*TASKS AND EXERCISES*.
a - According to the text on averages, what does the word "average" usually mean in everyday speech?
b - Using the text on averages, explain how its worked example arrives at 22.142857… as the mean of its sample.
c - Continue the text on averages from the point where it stops.

*TEXT PASSAGE*.

────────────────────────────────────────

An average is a single number that summarises a list of values — a typical, representative point that stands in for the whole dataset. In everyday speech "average" usually means the arithmetic mean: add up every value and divide by how many you have. But there are several kinds of averages, and each tells you something slightly different about the data.

This calculator returns the arithmetic mean, median (the middle value), mode (the most common value), sum, count, minimum, maximum, range, standard deviation, variance, geometric mean, harmonic mean, and quartiles — a complete descriptive statistics package — alongside a frequency chart, a five-number-summary box plot, and a step-by-step solution. Pair it with the mean-median-mode-range calculator for deeper distribution analysis, the percentage calculator when comparing values to their average, and the z-score calculator when measuring how far a single value sits from the mean.

How to Calculate the Mean

Step 1 — Add every value

Sum all the numbers in your dataset. With 10, 2, 38, 23, 38, 23, 21 you get 155.

Step 2 — Count how many

Count the values regardless of repetition. The sample above has 7 values.

Step 3 — Divide

Divide the sum by the count: 155 ÷ 7 = 22.142857… That number is the arithmetic mean (the average).

────────────────────────────────────────

(Element boundary records)
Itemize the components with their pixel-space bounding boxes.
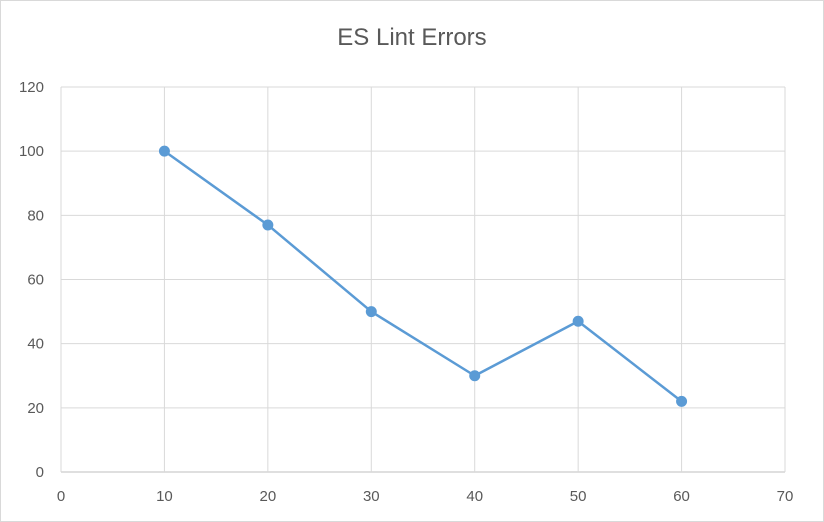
x-tick-label-50: 50 [570,488,587,505]
data-point-50 [572,315,584,327]
x-tick-label-40: 40 [466,488,483,505]
x-axis-tick-labels: 0 10 20 30 40 50 60 70 [57,488,794,505]
chart-title: ES Lint Errors [337,24,487,51]
x-tick-label-0: 0 [57,488,65,505]
x-tick-label-60: 60 [673,488,690,505]
y-tick-label-0: 0 [36,464,44,481]
x-tick-label-10: 10 [156,488,173,505]
y-tick-label-40: 40 [27,336,44,353]
gridlines [60,86,786,473]
series-line-0 [163,150,683,403]
data-point-20 [262,219,274,231]
y-tick-label-80: 80 [27,207,44,224]
data-point-60 [676,395,688,407]
data-point-30 [365,306,377,318]
series-group [158,145,688,407]
data-point-10 [158,145,170,157]
y-tick-label-100: 100 [19,143,44,160]
x-tick-label-70: 70 [777,488,794,505]
y-tick-label-60: 60 [27,272,44,289]
y-tick-label-120: 120 [19,79,44,96]
x-tick-label-20: 20 [260,488,277,505]
x-tick-label-30: 30 [363,488,380,505]
data-point-40 [469,370,481,382]
y-tick-label-20: 20 [27,400,44,417]
y-axis-tick-labels: 0 20 40 60 80 100 120 [19,79,44,481]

────────────────────────────────────────

*RESULTS IN ORDER*.
a - It usually means the arithmetic mean.

b - The values 10, 2, 38, 23, 38, 23 and 21 add up to 155, and there are 7 of them when repeated values are counted too. Dividing the sum by the count, 155 ÷ 7, gives 22.142857…, which is the arithmetic mean.

c -
Step 4 — Interpret

The mean sits at the dataset's balance point. If you replaced every value with the mean, the sum would be unchanged. Compare it to the median to see whether the distribution is symmetric or pulled to one side.

6 Ways to Use This Calculator

1

Grade and exam averages

Drop in a list of test scores to get the class average, the median student, the highest and lowest mark, and the spread. The mean tells you the typical score; the median is robust to one student bombing or acing the test.

2

Daily activity tracking

Find your average daily steps, hours of sleep, or screen time for the week. Standard deviation tells you whether your routine is steady or chaotic.

3

Project estimates

Average the durations of past tasks to set realistic deadlines on the next sprint. The mean gives the expected duration; the standard deviation gives a buffer for uncertainty.

4

Sales and revenue

Compute the average order value, average daily revenue, or median ticket. The mode flags your most common price point — useful for promotions and pricing tiers.

5

Science and lab work

Average a series of measurements to reduce random noise. Pair the mean with the sample standard deviation to report value ± uncertainty, the standard scientific format.

6

Quick budget summaries

Average monthly expenses across the past year to set next month's budget. The range and IQR show how much variation to plan for between cheap and expensive months.

Best Practices

Use the median when the data is skewed. A single very large or very small value drags the mean toward it. For house prices, incomes, and other long-tailed distributions, the median (the middle value when the data is sorted) is a more representative typical case than the mean.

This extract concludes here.